Collected data entries
[start]

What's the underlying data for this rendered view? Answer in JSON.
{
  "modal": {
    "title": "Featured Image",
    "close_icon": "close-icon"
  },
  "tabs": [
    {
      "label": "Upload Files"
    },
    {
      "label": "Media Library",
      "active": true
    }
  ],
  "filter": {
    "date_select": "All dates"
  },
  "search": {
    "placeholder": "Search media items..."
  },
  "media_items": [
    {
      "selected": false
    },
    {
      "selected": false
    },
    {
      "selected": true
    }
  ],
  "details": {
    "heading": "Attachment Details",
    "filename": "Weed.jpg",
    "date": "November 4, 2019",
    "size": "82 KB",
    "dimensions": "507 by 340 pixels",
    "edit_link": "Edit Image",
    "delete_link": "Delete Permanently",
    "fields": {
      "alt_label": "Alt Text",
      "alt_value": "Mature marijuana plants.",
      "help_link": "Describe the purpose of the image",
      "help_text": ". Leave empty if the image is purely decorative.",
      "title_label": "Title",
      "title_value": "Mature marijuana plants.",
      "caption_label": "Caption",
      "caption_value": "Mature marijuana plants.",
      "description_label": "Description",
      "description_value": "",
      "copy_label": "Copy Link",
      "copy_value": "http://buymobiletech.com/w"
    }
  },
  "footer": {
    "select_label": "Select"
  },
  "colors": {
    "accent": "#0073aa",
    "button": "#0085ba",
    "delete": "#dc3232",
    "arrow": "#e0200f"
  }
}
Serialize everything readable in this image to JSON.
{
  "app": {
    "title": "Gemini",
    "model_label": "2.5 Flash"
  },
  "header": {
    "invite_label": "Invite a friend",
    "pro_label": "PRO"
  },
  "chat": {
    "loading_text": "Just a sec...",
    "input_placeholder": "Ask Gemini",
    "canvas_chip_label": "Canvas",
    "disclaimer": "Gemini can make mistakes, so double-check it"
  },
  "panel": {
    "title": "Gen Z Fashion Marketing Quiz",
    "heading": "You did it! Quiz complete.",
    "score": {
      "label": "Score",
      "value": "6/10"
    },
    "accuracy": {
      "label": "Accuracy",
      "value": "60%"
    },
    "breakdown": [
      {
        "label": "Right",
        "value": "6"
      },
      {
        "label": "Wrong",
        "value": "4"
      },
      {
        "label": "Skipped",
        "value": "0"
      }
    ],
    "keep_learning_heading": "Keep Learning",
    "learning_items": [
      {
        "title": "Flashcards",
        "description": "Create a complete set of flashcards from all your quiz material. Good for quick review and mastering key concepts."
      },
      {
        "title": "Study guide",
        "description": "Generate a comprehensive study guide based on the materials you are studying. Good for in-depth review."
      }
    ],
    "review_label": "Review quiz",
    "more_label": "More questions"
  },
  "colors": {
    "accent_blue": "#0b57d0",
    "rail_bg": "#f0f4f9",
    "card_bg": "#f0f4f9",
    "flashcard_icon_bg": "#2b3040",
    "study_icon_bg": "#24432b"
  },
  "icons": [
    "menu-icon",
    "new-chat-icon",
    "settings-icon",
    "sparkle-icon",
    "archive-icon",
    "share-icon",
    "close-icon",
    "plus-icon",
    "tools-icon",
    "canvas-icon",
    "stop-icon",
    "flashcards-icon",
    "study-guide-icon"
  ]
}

[end]

- **AIM OF THE EXERCISE**:
Your task is to reproduce the whole listing exactly.

- **RIGHT ANSWER**:
What's the underlying data for this rendered view? Answer in JSON.
{
  "modal": {
    "title": "Featured Image",
    "close_icon": "close-icon"
  },
  "tabs": [
    {
      "label": "Upload Files"
    },
    {
      "label": "Media Library",
      "active": true
    }
  ],
  "filter": {
    "date_select": "All dates"
  },
  "search": {
    "placeholder": "Search media items..."
  },
  "media_items": [
    {
      "selected": false
    },
    {
      "selected": false
    },
    {
      "selected": true
    }
  ],
  "details": {
    "heading": "Attachment Details",
    "filename": "Weed.jpg",
    "date": "November 4, 2019",
    "size": "82 KB",
    "dimensions": "507 by 340 pixels",
    "edit_link": "Edit Image",
    "delete_link": "Delete Permanently",
    "fields": {
      "alt_label": "Alt Text",
      "alt_value": "Mature marijuana plants.",
      "help_link": "Describe the purpose of the image",
      "help_text": ". Leave empty if the image is purely decorative.",
      "title_label": "Title",
      "title_value": "Mature marijuana plants.",
      "caption_label": "Caption",
      "caption_value": "Mature marijuana plants.",
      "description_label": "Description",
      "description_value": "",
      "copy_label": "Copy Link",
      "copy_value": "http://buymobiletech.com/w"
    }
  },
  "footer": {
    "select_label": "Select"
  },
  "colors": {
    "accent": "#0073aa",
    "button": "#0085ba",
    "delete": "#dc3232",
    "arrow": "#e0200f"
  }
}
Serialize everything readable in this image to JSON.
{
  "app": {
    "title": "Gemini",
    "model_label": "2.5 Flash"
  },
  "header": {
    "invite_label": "Invite a friend",
    "pro_label": "PRO"
  },
  "chat": {
    "loading_text": "Just a sec...",
    "input_placeholder": "Ask Gemini",
    "canvas_chip_label": "Canvas",
    "disclaimer": "Gemini can make mistakes, so double-check it"
  },
  "panel": {
    "title": "Gen Z Fashion Marketing Quiz",
    "heading": "You did it! Quiz complete.",
    "score": {
      "label": "Score",
      "value": "6/10"
    },
    "accuracy": {
      "label": "Accuracy",
      "value": "60%"
    },
    "breakdown": [
      {
        "label": "Right",
        "value": "6"
      },
      {
        "label": "Wrong",
        "value": "4"
      },
      {
        "label": "Skipped",
        "value": "0"
      }
    ],
    "keep_learning_heading": "Keep Learning",
    "learning_items": [
      {
        "title": "Flashcards",
        "description": "Create a complete set of flashcards from all your quiz material. Good for quick review and mastering key concepts."
      },
      {
        "title": "Study guide",
        "description": "Generate a comprehensive study guide based on the materials you are studying. Good for in-depth review."
      }
    ],
    "review_label": "Review quiz",
    "more_label": "More questions"
  },
  "colors": {
    "accent_blue": "#0b57d0",
    "rail_bg": "#f0f4f9",
    "card_bg": "#f0f4f9",
    "flashcard_icon_bg": "#2b3040",
    "study_icon_bg": "#24432b"
  },
  "icons": [
    "menu-icon",
    "new-chat-icon",
    "settings-icon",
    "sparkle-icon",
    "archive-icon",
    "share-icon",
    "close-icon",
    "plus-icon",
    "tools-icon",
    "canvas-icon",
    "stop-icon",
    "flashcards-icon",
    "study-guide-icon"
  ]
}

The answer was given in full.